Records drawn from a dataset
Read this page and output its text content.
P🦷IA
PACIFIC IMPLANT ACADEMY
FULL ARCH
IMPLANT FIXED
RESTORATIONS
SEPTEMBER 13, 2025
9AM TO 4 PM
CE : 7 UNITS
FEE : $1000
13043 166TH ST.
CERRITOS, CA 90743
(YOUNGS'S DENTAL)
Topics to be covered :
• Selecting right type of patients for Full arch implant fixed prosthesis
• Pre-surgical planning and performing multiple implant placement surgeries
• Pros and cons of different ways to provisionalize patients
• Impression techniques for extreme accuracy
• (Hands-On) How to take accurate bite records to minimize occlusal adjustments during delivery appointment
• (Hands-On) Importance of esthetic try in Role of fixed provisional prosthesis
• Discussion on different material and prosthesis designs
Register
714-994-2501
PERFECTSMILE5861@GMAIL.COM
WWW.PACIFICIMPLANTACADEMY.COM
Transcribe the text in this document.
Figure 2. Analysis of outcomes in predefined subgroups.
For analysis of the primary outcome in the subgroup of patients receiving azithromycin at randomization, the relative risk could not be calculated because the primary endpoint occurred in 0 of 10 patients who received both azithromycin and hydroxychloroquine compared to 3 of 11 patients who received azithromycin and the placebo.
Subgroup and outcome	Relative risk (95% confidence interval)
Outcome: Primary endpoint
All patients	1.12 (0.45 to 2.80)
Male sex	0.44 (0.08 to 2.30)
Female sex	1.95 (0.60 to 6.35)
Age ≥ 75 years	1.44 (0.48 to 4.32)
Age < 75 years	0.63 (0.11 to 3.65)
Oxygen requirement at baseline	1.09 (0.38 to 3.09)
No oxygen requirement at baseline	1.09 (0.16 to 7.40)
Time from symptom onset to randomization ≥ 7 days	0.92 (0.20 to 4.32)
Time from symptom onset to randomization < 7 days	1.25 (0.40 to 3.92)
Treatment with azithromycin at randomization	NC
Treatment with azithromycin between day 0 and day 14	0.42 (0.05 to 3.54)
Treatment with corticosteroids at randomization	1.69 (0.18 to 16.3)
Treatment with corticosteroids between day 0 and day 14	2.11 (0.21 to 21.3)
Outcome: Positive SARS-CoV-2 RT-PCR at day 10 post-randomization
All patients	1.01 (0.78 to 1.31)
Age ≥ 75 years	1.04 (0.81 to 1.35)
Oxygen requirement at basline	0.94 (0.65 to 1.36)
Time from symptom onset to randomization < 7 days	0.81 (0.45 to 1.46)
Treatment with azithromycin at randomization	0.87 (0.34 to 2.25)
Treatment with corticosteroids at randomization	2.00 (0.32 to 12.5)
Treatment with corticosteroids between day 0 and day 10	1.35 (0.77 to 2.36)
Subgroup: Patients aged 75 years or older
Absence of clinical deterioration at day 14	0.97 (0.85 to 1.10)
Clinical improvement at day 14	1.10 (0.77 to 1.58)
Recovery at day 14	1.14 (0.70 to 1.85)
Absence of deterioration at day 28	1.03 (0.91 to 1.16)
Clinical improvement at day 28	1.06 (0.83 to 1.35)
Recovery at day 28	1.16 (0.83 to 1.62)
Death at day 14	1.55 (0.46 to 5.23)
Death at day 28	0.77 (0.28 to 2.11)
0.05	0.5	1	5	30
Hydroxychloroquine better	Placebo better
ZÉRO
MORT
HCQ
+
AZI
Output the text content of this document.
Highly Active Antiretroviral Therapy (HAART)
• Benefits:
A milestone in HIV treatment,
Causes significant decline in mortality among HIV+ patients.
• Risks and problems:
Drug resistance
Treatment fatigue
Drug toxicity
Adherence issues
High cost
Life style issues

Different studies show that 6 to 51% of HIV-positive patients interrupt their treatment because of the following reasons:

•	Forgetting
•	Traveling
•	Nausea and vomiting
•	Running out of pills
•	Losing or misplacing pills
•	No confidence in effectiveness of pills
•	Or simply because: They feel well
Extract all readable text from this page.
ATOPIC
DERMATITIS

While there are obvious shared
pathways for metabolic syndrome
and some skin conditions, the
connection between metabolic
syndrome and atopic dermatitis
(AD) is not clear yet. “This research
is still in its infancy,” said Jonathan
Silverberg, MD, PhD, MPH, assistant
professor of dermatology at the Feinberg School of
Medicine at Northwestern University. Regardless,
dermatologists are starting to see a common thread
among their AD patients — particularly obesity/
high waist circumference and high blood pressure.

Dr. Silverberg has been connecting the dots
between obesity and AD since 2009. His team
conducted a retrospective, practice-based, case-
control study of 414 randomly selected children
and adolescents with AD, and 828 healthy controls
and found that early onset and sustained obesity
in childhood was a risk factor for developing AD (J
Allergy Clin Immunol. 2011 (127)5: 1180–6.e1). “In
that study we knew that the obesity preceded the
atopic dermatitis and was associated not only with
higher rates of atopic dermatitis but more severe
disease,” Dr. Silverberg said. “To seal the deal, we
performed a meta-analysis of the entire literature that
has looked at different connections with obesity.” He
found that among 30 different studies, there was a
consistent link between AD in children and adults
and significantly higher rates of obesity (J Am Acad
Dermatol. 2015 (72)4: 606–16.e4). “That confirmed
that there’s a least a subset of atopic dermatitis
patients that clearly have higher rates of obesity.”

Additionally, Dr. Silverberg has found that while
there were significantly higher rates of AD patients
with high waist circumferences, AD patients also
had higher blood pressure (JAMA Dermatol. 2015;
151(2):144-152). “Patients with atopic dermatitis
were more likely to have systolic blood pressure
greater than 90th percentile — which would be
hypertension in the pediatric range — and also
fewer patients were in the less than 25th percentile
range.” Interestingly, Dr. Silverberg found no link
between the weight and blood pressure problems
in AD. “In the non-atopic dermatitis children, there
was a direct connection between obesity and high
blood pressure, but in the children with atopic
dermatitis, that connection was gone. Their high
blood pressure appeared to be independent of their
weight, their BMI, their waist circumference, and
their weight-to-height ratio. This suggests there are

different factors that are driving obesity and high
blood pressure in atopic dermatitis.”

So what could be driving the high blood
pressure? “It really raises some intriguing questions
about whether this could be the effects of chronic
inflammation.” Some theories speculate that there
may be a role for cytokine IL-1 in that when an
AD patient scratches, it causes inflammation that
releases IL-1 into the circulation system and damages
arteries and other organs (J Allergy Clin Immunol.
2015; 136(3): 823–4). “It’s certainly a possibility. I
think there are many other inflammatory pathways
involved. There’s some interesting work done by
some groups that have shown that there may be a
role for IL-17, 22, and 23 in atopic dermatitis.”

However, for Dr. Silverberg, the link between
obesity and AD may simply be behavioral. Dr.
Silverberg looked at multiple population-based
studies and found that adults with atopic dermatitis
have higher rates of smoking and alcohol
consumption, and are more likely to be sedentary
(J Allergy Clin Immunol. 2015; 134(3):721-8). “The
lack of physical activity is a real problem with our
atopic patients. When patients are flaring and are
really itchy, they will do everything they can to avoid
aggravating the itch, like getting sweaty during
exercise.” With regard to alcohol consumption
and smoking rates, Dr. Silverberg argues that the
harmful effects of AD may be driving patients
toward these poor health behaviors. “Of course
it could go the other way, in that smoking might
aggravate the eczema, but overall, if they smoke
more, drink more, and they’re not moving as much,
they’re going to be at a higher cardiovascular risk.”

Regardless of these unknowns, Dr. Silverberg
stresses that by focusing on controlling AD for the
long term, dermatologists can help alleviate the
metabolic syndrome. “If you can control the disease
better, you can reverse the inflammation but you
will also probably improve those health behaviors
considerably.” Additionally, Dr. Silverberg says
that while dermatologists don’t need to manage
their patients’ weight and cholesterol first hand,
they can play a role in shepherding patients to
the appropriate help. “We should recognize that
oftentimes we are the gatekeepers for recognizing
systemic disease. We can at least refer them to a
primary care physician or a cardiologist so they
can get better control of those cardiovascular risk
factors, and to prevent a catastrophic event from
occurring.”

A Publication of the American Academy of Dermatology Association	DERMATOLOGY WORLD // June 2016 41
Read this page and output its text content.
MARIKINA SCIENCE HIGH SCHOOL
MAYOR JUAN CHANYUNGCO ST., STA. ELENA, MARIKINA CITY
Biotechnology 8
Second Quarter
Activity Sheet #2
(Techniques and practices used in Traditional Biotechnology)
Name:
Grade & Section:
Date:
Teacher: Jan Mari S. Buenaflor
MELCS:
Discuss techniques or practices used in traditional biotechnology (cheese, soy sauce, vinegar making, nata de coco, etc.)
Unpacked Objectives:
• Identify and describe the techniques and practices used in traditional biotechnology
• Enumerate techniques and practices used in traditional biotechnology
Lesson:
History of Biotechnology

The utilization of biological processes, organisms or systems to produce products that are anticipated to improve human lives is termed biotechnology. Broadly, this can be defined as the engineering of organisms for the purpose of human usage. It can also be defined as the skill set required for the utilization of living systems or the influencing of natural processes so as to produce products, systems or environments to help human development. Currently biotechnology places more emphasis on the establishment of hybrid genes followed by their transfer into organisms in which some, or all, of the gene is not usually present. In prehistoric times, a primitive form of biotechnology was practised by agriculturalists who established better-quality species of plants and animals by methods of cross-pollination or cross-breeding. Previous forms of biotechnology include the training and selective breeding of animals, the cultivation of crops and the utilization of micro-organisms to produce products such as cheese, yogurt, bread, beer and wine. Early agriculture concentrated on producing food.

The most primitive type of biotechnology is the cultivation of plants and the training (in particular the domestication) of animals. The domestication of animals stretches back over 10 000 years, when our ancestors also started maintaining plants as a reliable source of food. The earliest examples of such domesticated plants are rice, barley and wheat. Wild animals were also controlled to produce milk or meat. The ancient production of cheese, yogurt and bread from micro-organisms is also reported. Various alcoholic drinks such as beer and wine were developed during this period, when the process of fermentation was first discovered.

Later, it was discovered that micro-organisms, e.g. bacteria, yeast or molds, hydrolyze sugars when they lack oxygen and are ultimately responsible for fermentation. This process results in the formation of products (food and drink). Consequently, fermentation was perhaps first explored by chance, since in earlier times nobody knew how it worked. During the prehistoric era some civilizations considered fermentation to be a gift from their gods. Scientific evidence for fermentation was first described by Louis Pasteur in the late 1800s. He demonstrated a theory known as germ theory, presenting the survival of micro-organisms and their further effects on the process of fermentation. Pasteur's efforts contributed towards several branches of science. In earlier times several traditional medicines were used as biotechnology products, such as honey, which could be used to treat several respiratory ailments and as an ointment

**Exercise instructions**
Filter the data above by the word "adults" and copy every line that matches.

**Task output**
consistent link between AD in children and adults
studies and found that adults with atopic dermatitis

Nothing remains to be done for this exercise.